::: EXTRACTED MATERIAL :::
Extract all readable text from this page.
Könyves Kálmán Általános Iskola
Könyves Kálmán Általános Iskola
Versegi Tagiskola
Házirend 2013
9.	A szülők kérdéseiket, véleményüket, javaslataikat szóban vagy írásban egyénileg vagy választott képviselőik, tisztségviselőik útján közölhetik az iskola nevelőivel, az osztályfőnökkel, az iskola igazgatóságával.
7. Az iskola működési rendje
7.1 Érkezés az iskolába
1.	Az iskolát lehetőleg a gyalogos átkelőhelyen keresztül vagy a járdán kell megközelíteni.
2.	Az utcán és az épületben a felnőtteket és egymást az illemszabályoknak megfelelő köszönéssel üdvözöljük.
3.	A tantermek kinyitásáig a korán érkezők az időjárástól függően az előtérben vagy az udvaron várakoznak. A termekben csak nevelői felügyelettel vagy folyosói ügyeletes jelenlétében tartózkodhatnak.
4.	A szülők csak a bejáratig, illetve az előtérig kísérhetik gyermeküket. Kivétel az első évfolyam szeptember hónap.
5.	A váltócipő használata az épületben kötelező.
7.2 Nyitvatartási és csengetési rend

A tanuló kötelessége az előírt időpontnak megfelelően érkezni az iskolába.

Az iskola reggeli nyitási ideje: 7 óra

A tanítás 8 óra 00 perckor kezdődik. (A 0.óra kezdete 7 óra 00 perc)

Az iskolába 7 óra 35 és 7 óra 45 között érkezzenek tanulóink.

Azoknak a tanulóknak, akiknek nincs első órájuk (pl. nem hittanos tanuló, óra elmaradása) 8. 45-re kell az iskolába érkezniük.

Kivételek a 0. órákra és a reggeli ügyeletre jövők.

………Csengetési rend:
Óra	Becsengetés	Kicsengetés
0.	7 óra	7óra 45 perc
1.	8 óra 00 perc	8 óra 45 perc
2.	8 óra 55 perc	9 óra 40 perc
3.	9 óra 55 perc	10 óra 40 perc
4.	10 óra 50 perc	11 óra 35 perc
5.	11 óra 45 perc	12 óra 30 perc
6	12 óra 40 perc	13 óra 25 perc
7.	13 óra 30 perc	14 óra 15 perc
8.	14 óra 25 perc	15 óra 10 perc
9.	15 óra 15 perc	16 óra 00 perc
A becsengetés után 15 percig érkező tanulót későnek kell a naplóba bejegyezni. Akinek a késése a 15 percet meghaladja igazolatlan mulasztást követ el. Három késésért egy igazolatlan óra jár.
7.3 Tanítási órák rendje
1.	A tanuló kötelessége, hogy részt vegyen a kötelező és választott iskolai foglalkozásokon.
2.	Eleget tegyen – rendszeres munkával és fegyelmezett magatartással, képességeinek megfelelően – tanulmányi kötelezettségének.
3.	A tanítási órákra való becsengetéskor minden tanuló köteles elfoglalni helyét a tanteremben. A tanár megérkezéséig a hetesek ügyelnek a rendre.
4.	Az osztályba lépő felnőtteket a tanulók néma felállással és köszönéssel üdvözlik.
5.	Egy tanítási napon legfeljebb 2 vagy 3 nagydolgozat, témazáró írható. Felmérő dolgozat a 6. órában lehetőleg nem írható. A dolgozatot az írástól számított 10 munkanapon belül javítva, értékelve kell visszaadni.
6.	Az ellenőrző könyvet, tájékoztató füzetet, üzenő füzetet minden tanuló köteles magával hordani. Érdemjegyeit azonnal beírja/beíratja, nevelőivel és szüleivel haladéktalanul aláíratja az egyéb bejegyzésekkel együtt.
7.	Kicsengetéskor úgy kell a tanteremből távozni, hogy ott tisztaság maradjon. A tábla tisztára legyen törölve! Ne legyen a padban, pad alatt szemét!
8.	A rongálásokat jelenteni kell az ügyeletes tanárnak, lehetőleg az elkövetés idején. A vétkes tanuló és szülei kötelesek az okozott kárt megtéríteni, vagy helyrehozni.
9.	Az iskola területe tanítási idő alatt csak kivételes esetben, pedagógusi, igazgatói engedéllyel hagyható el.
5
:::
# WHAT IS EXPECTED
Locate each line with the word "épületben" and copy it.

# OUTPUT FOR THIS TASK
2.	Az utcán és az épületben a felnőtteket és egymást az illemszabályoknak megfelelő köszönéssel üdvözöljük.
5.	A váltócipő használata az épületben kötelező.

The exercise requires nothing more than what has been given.